> _GIVEN INSTRUCTION_
No images are to be carried over; print all other material exactly as it stands.

> _TASK DATA_
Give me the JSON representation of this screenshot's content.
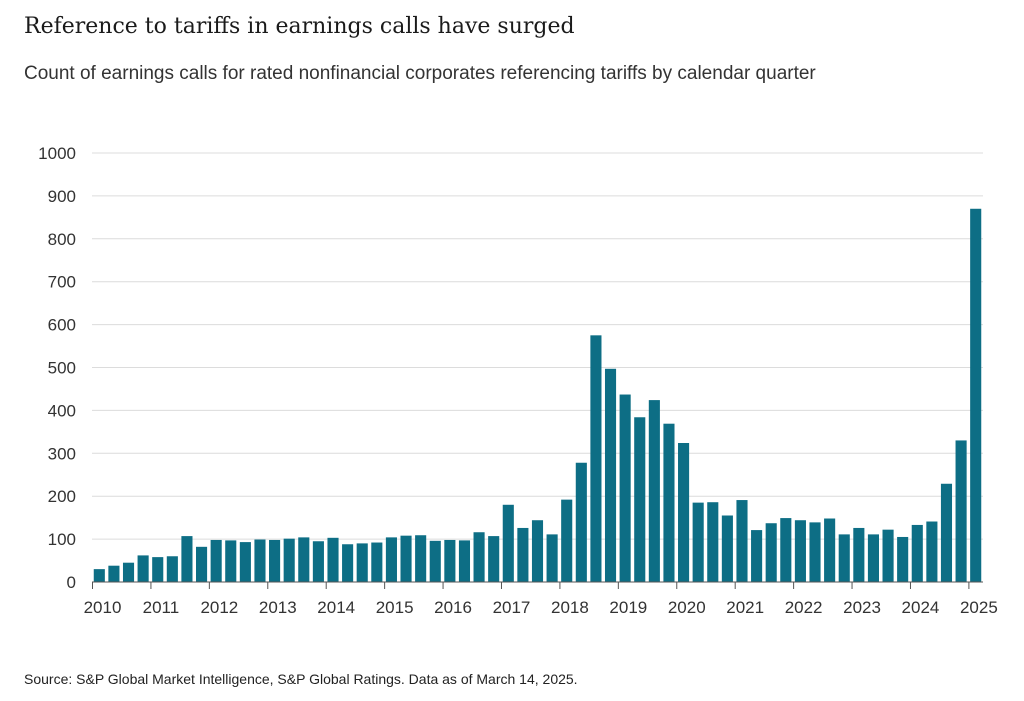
{
  "header": {
    "title": "Reference to tariffs in earnings calls have surged",
    "subtitle": "Count of earnings calls for rated nonfinancial corporates referencing tariffs by calendar quarter"
  },
  "footer": {
    "source": "Source: S&P Global Market Intelligence, S&P Global Ratings. Data as of March 14, 2025."
  },
  "colors": {
    "bar": "#0d6e85",
    "grid": "#dcdcdc",
    "axis": "#555555"
  },
  "chart_data": {
    "type": "bar",
    "title": "Reference to tariffs in earnings calls have surged",
    "subtitle": "Count of earnings calls for rated nonfinancial corporates referencing tariffs by calendar quarter",
    "xlabel": "",
    "ylabel": "",
    "ylim": [
      0,
      1000
    ],
    "y_ticks": [
      0,
      100,
      200,
      300,
      400,
      500,
      600,
      700,
      800,
      900,
      1000
    ],
    "x_tick_labels": [
      "2010",
      "2011",
      "2012",
      "2013",
      "2014",
      "2015",
      "2016",
      "2017",
      "2018",
      "2019",
      "2020",
      "2021",
      "2022",
      "2023",
      "2024",
      "2025"
    ],
    "grid": true,
    "legend": "none",
    "categories": [
      "2010 Q1",
      "2010 Q2",
      "2010 Q3",
      "2010 Q4",
      "2011 Q1",
      "2011 Q2",
      "2011 Q3",
      "2011 Q4",
      "2012 Q1",
      "2012 Q2",
      "2012 Q3",
      "2012 Q4",
      "2013 Q1",
      "2013 Q2",
      "2013 Q3",
      "2013 Q4",
      "2014 Q1",
      "2014 Q2",
      "2014 Q3",
      "2014 Q4",
      "2015 Q1",
      "2015 Q2",
      "2015 Q3",
      "2015 Q4",
      "2016 Q1",
      "2016 Q2",
      "2016 Q3",
      "2016 Q4",
      "2017 Q1",
      "2017 Q2",
      "2017 Q3",
      "2017 Q4",
      "2018 Q1",
      "2018 Q2",
      "2018 Q3",
      "2018 Q4",
      "2019 Q1",
      "2019 Q2",
      "2019 Q3",
      "2019 Q4",
      "2020 Q1",
      "2020 Q2",
      "2020 Q3",
      "2020 Q4",
      "2021 Q1",
      "2021 Q2",
      "2021 Q3",
      "2021 Q4",
      "2022 Q1",
      "2022 Q2",
      "2022 Q3",
      "2022 Q4",
      "2023 Q1",
      "2023 Q2",
      "2023 Q3",
      "2023 Q4",
      "2024 Q1",
      "2024 Q2",
      "2024 Q3",
      "2024 Q4",
      "2025 Q1"
    ],
    "values": [
      30,
      38,
      45,
      62,
      58,
      60,
      107,
      82,
      98,
      97,
      93,
      99,
      98,
      101,
      104,
      95,
      103,
      88,
      90,
      92,
      104,
      108,
      109,
      96,
      98,
      97,
      116,
      107,
      180,
      126,
      144,
      111,
      192,
      278,
      575,
      497,
      437,
      384,
      424,
      369,
      324,
      185,
      186,
      155,
      191,
      121,
      137,
      149,
      144,
      139,
      148,
      111,
      126,
      111,
      122,
      105,
      133,
      141,
      229,
      330,
      870
    ]
  }
}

> _RESULT OF THIS EXERCISE_
Give me the JSON representation of this screenshot's content.
{
  "header": {
    "title": "Reference to tariffs in earnings calls have surged",
    "subtitle": "Count of earnings calls for rated nonfinancial corporates referencing tariffs by calendar quarter"
  },
  "footer": {
    "source": "Source: S&P Global Market Intelligence, S&P Global Ratings. Data as of March 14, 2025."
  },
  "colors": {
    "bar": "#0d6e85",
    "grid": "#dcdcdc",
    "axis": "#555555"
  },
  "chart_data": {
    "type": "bar",
    "title": "Reference to tariffs in earnings calls have surged",
    "subtitle": "Count of earnings calls for rated nonfinancial corporates referencing tariffs by calendar quarter",
    "xlabel": "",
    "ylabel": "",
    "ylim": [
      0,
      1000
    ],
    "y_ticks": [
      0,
      100,
      200,
      300,
      400,
      500,
      600,
      700,
      800,
      900,
      1000
    ],
    "x_tick_labels": [
      "2010",
      "2011",
      "2012",
      "2013",
      "2014",
      "2015",
      "2016",
      "2017",
      "2018",
      "2019",
      "2020",
      "2021",
      "2022",
      "2023",
      "2024",
      "2025"
    ],
    "grid": true,
    "legend": "none",
    "categories": [
      "2010 Q1",
      "2010 Q2",
      "2010 Q3",
      "2010 Q4",
      "2011 Q1",
      "2011 Q2",
      "2011 Q3",
      "2011 Q4",
      "2012 Q1",
      "2012 Q2",
      "2012 Q3",
      "2012 Q4",
      "2013 Q1",
      "2013 Q2",
      "2013 Q3",
      "2013 Q4",
      "2014 Q1",
      "2014 Q2",
      "2014 Q3",
      "2014 Q4",
      "2015 Q1",
      "2015 Q2",
      "2015 Q3",
      "2015 Q4",
      "2016 Q1",
      "2016 Q2",
      "2016 Q3",
      "2016 Q4",
      "2017 Q1",
      "2017 Q2",
      "2017 Q3",
      "2017 Q4",
      "2018 Q1",
      "2018 Q2",
      "2018 Q3",
      "2018 Q4",
      "2019 Q1",
      "2019 Q2",
      "2019 Q3",
      "2019 Q4",
      "2020 Q1",
      "2020 Q2",
      "2020 Q3",
      "2020 Q4",
      "2021 Q1",
      "2021 Q2",
      "2021 Q3",
      "2021 Q4",
      "2022 Q1",
      "2022 Q2",
      "2022 Q3",
      "2022 Q4",
      "2023 Q1",
      "2023 Q2",
      "2023 Q3",
      "2023 Q4",
      "2024 Q1",
      "2024 Q2",
      "2024 Q3",
      "2024 Q4",
      "2025 Q1"
    ],
    "values": [
      30,
      38,
      45,
      62,
      58,
      60,
      107,
      82,
      98,
      97,
      93,
      99,
      98,
      101,
      104,
      95,
      103,
      88,
      90,
      92,
      104,
      108,
      109,
      96,
      98,
      97,
      116,
      107,
      180,
      126,
      144,
      111,
      192,
      278,
      575,
      497,
      437,
      384,
      424,
      369,
      324,
      185,
      186,
      155,
      191,
      121,
      137,
      149,
      144,
      139,
      148,
      111,
      126,
      111,
      122,
      105,
      133,
      141,
      229,
      330,
      870
    ]
  }
}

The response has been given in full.